=== The task ===
Copy out the entries below in full and exactly.

=== Material shown ===
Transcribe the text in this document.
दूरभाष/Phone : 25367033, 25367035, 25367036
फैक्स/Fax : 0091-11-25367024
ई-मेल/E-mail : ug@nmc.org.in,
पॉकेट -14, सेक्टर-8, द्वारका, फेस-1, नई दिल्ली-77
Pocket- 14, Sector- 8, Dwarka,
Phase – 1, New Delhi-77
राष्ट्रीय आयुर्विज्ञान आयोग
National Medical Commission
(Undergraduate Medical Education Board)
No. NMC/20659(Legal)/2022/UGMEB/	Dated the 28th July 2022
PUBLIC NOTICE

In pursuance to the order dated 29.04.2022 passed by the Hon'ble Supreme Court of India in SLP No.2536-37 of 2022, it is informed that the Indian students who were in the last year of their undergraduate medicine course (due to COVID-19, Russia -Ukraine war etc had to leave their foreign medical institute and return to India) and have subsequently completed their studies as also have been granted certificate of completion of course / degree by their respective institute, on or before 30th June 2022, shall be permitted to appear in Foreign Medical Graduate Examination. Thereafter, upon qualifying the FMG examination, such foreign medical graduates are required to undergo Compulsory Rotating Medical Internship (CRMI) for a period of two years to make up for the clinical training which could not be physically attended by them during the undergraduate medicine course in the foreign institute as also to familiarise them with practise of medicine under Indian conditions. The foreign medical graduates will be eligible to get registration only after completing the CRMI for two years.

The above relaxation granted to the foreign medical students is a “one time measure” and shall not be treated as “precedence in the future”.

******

=== Final result ===
Transcribe the text in this document.
दूरभाष/Phone : 25367033, 25367035, 25367036
फैक्स/Fax : 0091-11-25367024
ई-मेल/E-mail : ug@nmc.org.in,
पॉकेट -14, सेक्टर-8, द्वारका, फेस-1, नई दिल्ली-77
Pocket- 14, Sector- 8, Dwarka,
Phase – 1, New Delhi-77
राष्ट्रीय आयुर्विज्ञान आयोग
National Medical Commission
(Undergraduate Medical Education Board)
No. NMC/20659(Legal)/2022/UGMEB/	Dated the 28th July 2022
PUBLIC NOTICE

In pursuance to the order dated 29.04.2022 passed by the Hon'ble Supreme Court of India in SLP No.2536-37 of 2022, it is informed that the Indian students who were in the last year of their undergraduate medicine course (due to COVID-19, Russia -Ukraine war etc had to leave their foreign medical institute and return to India) and have subsequently completed their studies as also have been granted certificate of completion of course / degree by their respective institute, on or before 30th June 2022, shall be permitted to appear in Foreign Medical Graduate Examination. Thereafter, upon qualifying the FMG examination, such foreign medical graduates are required to undergo Compulsory Rotating Medical Internship (CRMI) for a period of two years to make up for the clinical training which could not be physically attended by them during the undergraduate medicine course in the foreign institute as also to familiarise them with practise of medicine under Indian conditions. The foreign medical graduates will be eligible to get registration only after completing the CRMI for two years.

The above relaxation granted to the foreign medical students is a “one time measure” and shall not be treated as “precedence in the future”.

******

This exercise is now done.